4.   United States Foreign Corrupt Practices Act and Other
     Laws:

     4.1. Employee shall at all times comply with United
States laws applicable to Employee's actions on behalf of
Employer, including specifically, without limitation, the
United States Foreign Corrupt Practices Act, generally
codified in 15 USC 78 (FCPA), as the FCPA may hereafter be
amended, and/or its successor statutes.  If Employee pleads
guilty to or nolo contendere or admits civil or criminal
liability under the FCPA, or if a court finds that Employee
has personal civil or criminal liability under the FCPA, or
if a court finds that Employee personally committed an
action resulting in any Enron entity having civil or
criminal liability or responsibility under the FCPA with
knowledge of the activities giving rise to such liability or
knowledge of facts from which Employee should have
reasonably inferred the activities giving rise to liability
had occurred or were likely to occur, such action or finding
shall constitute 'cause' for termination under this
Agreement unless (i) such action or finding was based on the
activities of others and Employee had no personal
involvement or knowledge of such activities, or
(ii) Employer's Board of Directors or Enron's management
committee (or, if there is no Enron management committee,
the highest applicable level of Enron management) determines
that the actions found to be in violation of the FCPA were
taken in good faith and in compliance with all applicable
policies of Employer and Enron.

Article 5:  Ownership and Protection of Information; Copyrights:

     5.1. Employer shall disclose to Employee, or place
Employee in a position to have access to or develop, trade
secrets or confidential information of Employer, Enron, or
their affiliates; and/or  shall entrust Employee with
business opportunities of Employer, Enron, or their
affiliates; and/or shall place Employee in a position to
develop business good will on behalf of Employer, Enron, or
their affiliates.

     5.2. All information, ideas, concepts, improvements,
discoveries, and inventions, whether patentable or not,
which are conceived, made, developed or acquired by
Employee, individually or in conjunction with others, during
Employee's employment by Employer (whether during business
hours or otherwise and whether on Employer's premises or
otherwise) which relate to Employer's business, products or
services (including, without limitation, all such
information relating to corporate opportunities, research,
financial and sales data, pricing and trading terms,
evaluations, opinions, interpretations, acquisition
prospects, the identity of customers or their requirements,
the identity of key contacts within the customer's
organizations or within the organization of acquisition
prospects, or marketing and merchandising techniques,
prospective names, and marks) shall be disclosed to Employer
and are and shall be the sole and exclusive property of
Employer.  Moreover, all documents, drawings, memoranda,
notes, records, files, correspondence, manuals, models,
specifications, computer programs, E-mail, voice mail,
electronic databases, maps and all other writings or
materials of any type embodying any of such information,
ideas, concepts, improvements, discoveries, and inventions
are and shall be the sole and exclusive property of
Employer.

* Work to do
[A] From the agreement excerpt, explain in one to three sentences when an FCPA plea, admission, or court finding involving the employee would not count as cause for termination.
[B] Rewrite the paragraph of the agreement excerpt that begins "Employer shall disclose to Employee" as a short list, keeping its main facts.
[C] For each statement, say whether it agrees with the agreement excerpt. Answer yes or no, and quote the deciding words.
(i) The employee must comply with the FCPA even in its later amended form.
(ii) Ideas the employee develops outside business hours are excluded from Employer's property.
(iii) Only Employer's Board of Directors can determine that the actions were taken in good faith.

* Data rows
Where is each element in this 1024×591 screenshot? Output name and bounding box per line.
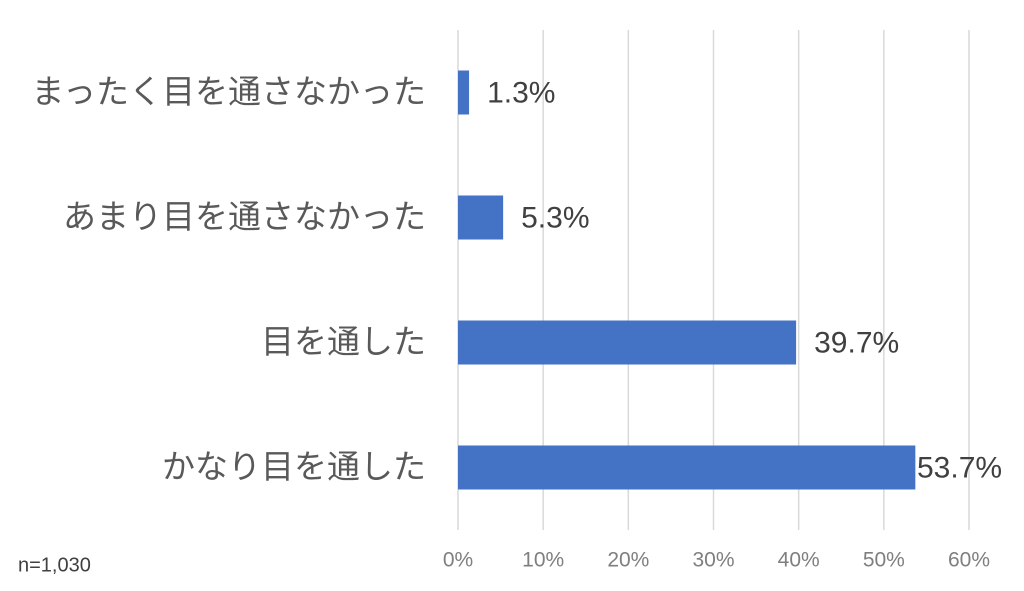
value-label: 5.3% — [521, 201, 589, 234]
bar — [458, 195, 504, 240]
x-tick-label: 0% — [443, 549, 473, 572]
bar — [458, 320, 797, 365]
x-tick-label: 40% — [778, 549, 820, 572]
x-tick-label: 20% — [607, 549, 649, 572]
bar — [458, 70, 470, 115]
value-label: 1.3% — [487, 76, 555, 109]
x-tick-label: 10% — [522, 549, 564, 572]
x-tick-label: 60% — [948, 549, 990, 572]
value-label: 39.7% — [814, 326, 899, 359]
y-tick-label: あまり目を通さなかった — [63, 198, 426, 235]
sample-size-note: n=1,030 — [18, 554, 91, 576]
y-tick-label: 目を通した — [261, 323, 426, 360]
y-tick-label: かなり目を通した — [162, 448, 426, 485]
value-label: 53.7% — [917, 451, 1002, 484]
bar — [458, 445, 916, 490]
y-tick-label: まったく目を通さなかった — [31, 73, 426, 110]
x-tick-label: 50% — [863, 549, 905, 572]
x-tick-label: 30% — [692, 549, 734, 572]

* Problem solutions
[A] It does not count as cause if the finding was based on the activities of others and the employee had no personal involvement in or knowledge of those activities. It also does not count if Employer's Board of Directors or Enron's management committee (or, lacking one, the highest applicable level of Enron management) determines that the actions were taken in good faith and complied with all applicable policies of Employer and Enron.

[B]
Employer shall do one or more of the following, with respect to Employer, Enron, or their affiliates:
- disclose trade secrets or confidential information to Employee, or place Employee in a position to access or develop them
- entrust Employee with business opportunities
- place Employee in a position to develop business good will

[C]
(i) Yes: "as the FCPA may hereafter be amended"
(ii) No: "whether during business hours or otherwise"
(iii) No: "Employer's Board of Directors or Enron's management committee"